Exercise requirements
Each line below should be reproduced without any alteration.

-- start Provided data --

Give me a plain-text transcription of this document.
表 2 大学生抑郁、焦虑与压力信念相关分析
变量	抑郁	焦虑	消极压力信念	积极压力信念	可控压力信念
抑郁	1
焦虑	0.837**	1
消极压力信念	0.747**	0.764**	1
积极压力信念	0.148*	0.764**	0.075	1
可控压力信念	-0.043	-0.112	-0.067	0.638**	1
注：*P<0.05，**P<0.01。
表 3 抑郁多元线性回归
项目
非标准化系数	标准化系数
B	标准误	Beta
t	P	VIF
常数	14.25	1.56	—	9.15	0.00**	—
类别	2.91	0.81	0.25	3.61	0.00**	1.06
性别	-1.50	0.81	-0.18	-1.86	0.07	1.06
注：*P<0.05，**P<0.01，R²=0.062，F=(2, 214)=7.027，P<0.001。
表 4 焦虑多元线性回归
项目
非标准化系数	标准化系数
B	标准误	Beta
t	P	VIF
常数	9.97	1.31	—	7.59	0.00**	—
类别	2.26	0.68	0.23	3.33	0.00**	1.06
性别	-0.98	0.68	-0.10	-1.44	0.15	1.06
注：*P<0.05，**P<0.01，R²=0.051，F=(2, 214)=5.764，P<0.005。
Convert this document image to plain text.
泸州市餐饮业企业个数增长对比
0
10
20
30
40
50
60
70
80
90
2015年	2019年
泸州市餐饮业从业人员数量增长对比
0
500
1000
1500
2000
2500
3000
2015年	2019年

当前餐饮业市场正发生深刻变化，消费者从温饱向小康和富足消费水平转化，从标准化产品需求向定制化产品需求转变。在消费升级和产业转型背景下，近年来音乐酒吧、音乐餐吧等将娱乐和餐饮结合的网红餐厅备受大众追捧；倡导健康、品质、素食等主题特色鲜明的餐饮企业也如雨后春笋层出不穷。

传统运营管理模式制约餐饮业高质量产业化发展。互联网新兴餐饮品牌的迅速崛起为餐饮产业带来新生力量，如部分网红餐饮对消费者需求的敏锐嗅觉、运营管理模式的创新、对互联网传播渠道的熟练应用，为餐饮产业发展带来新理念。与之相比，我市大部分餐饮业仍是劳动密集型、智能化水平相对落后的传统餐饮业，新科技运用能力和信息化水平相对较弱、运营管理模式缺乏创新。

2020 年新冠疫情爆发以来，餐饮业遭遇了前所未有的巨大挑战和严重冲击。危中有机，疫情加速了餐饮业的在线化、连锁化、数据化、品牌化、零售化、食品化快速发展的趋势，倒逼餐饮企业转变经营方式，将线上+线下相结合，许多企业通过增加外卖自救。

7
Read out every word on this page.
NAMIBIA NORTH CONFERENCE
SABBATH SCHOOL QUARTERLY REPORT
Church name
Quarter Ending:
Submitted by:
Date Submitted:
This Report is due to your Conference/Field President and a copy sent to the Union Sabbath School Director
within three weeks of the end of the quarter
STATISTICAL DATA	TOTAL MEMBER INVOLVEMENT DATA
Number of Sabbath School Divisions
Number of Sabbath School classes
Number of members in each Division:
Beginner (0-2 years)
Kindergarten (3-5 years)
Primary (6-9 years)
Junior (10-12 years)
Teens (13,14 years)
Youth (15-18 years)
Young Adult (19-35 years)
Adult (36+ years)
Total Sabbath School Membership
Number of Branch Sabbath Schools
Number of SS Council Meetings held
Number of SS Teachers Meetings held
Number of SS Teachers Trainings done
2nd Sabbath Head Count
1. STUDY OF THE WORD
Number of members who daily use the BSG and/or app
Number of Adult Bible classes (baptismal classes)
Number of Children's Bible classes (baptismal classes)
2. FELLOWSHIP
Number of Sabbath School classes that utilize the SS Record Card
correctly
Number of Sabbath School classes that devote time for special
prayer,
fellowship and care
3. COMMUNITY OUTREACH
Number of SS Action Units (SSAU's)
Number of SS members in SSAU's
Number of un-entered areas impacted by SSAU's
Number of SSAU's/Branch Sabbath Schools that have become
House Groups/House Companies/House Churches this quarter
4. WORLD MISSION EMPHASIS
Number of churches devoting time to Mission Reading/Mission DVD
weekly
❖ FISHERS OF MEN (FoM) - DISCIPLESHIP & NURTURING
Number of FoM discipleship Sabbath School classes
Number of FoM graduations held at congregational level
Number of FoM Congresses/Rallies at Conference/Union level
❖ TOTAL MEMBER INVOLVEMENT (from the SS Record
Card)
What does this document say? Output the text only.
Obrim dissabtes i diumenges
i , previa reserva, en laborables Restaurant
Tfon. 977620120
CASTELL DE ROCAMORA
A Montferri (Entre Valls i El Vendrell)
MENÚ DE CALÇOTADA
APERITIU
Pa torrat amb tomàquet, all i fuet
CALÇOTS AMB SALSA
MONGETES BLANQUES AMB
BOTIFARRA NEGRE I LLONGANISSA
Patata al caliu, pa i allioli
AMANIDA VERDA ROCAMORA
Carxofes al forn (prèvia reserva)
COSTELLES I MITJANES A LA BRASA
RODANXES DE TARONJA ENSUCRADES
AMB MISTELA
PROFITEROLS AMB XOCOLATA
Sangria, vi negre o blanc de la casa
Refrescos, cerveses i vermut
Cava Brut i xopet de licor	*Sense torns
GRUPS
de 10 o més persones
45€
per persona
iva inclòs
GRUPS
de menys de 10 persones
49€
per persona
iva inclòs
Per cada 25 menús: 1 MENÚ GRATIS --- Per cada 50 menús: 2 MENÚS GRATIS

-- end Provided data --

Answer in full
Give me a plain-text transcription of this document.
表 2 大学生抑郁、焦虑与压力信念相关分析
变量	抑郁	焦虑	消极压力信念	积极压力信念	可控压力信念
抑郁	1
焦虑	0.837**	1
消极压力信念	0.747**	0.764**	1
积极压力信念	0.148*	0.764**	0.075	1
可控压力信念	-0.043	-0.112	-0.067	0.638**	1
注：*P<0.05，**P<0.01。
表 3 抑郁多元线性回归
项目
非标准化系数	标准化系数
B	标准误	Beta
t	P	VIF
常数	14.25	1.56	—	9.15	0.00**	—
类别	2.91	0.81	0.25	3.61	0.00**	1.06
性别	-1.50	0.81	-0.18	-1.86	0.07	1.06
注：*P<0.05，**P<0.01，R²=0.062，F=(2, 214)=7.027，P<0.001。
表 4 焦虑多元线性回归
项目
非标准化系数	标准化系数
B	标准误	Beta
t	P	VIF
常数	9.97	1.31	—	7.59	0.00**	—
类别	2.26	0.68	0.23	3.33	0.00**	1.06
性别	-0.98	0.68	-0.10	-1.44	0.15	1.06
注：*P<0.05，**P<0.01，R²=0.051，F=(2, 214)=5.764，P<0.005。
Convert this document image to plain text.
泸州市餐饮业企业个数增长对比
0
10
20
30
40
50
60
70
80
90
2015年	2019年
泸州市餐饮业从业人员数量增长对比
0
500
1000
1500
2000
2500
3000
2015年	2019年

当前餐饮业市场正发生深刻变化，消费者从温饱向小康和富足消费水平转化，从标准化产品需求向定制化产品需求转变。在消费升级和产业转型背景下，近年来音乐酒吧、音乐餐吧等将娱乐和餐饮结合的网红餐厅备受大众追捧；倡导健康、品质、素食等主题特色鲜明的餐饮企业也如雨后春笋层出不穷。

传统运营管理模式制约餐饮业高质量产业化发展。互联网新兴餐饮品牌的迅速崛起为餐饮产业带来新生力量，如部分网红餐饮对消费者需求的敏锐嗅觉、运营管理模式的创新、对互联网传播渠道的熟练应用，为餐饮产业发展带来新理念。与之相比，我市大部分餐饮业仍是劳动密集型、智能化水平相对落后的传统餐饮业，新科技运用能力和信息化水平相对较弱、运营管理模式缺乏创新。

2020 年新冠疫情爆发以来，餐饮业遭遇了前所未有的巨大挑战和严重冲击。危中有机，疫情加速了餐饮业的在线化、连锁化、数据化、品牌化、零售化、食品化快速发展的趋势，倒逼餐饮企业转变经营方式，将线上+线下相结合，许多企业通过增加外卖自救。

7
Read out every word on this page.
NAMIBIA NORTH CONFERENCE
SABBATH SCHOOL QUARTERLY REPORT
Church name
Quarter Ending:
Submitted by:
Date Submitted:
This Report is due to your Conference/Field President and a copy sent to the Union Sabbath School Director
within three weeks of the end of the quarter
STATISTICAL DATA	TOTAL MEMBER INVOLVEMENT DATA
Number of Sabbath School Divisions
Number of Sabbath School classes
Number of members in each Division:
Beginner (0-2 years)
Kindergarten (3-5 years)
Primary (6-9 years)
Junior (10-12 years)
Teens (13,14 years)
Youth (15-18 years)
Young Adult (19-35 years)
Adult (36+ years)
Total Sabbath School Membership
Number of Branch Sabbath Schools
Number of SS Council Meetings held
Number of SS Teachers Meetings held
Number of SS Teachers Trainings done
2nd Sabbath Head Count
1. STUDY OF THE WORD
Number of members who daily use the BSG and/or app
Number of Adult Bible classes (baptismal classes)
Number of Children's Bible classes (baptismal classes)
2. FELLOWSHIP
Number of Sabbath School classes that utilize the SS Record Card
correctly
Number of Sabbath School classes that devote time for special
prayer,
fellowship and care
3. COMMUNITY OUTREACH
Number of SS Action Units (SSAU's)
Number of SS members in SSAU's
Number of un-entered areas impacted by SSAU's
Number of SSAU's/Branch Sabbath Schools that have become
House Groups/House Companies/House Churches this quarter
4. WORLD MISSION EMPHASIS
Number of churches devoting time to Mission Reading/Mission DVD
weekly
❖ FISHERS OF MEN (FoM) - DISCIPLESHIP & NURTURING
Number of FoM discipleship Sabbath School classes
Number of FoM graduations held at congregational level
Number of FoM Congresses/Rallies at Conference/Union level
❖ TOTAL MEMBER INVOLVEMENT (from the SS Record
Card)
What does this document say? Output the text only.
Obrim dissabtes i diumenges
i , previa reserva, en laborables Restaurant
Tfon. 977620120
CASTELL DE ROCAMORA
A Montferri (Entre Valls i El Vendrell)
MENÚ DE CALÇOTADA
APERITIU
Pa torrat amb tomàquet, all i fuet
CALÇOTS AMB SALSA
MONGETES BLANQUES AMB
BOTIFARRA NEGRE I LLONGANISSA
Patata al caliu, pa i allioli
AMANIDA VERDA ROCAMORA
Carxofes al forn (prèvia reserva)
COSTELLES I MITJANES A LA BRASA
RODANXES DE TARONJA ENSUCRADES
AMB MISTELA
PROFITEROLS AMB XOCOLATA
Sangria, vi negre o blanc de la casa
Refrescos, cerveses i vermut
Cava Brut i xopet de licor	*Sense torns
GRUPS
de 10 o més persones
45€
per persona
iva inclòs
GRUPS
de menys de 10 persones
49€
per persona
iva inclòs
Per cada 25 menús: 1 MENÚ GRATIS --- Per cada 50 menús: 2 MENÚS GRATIS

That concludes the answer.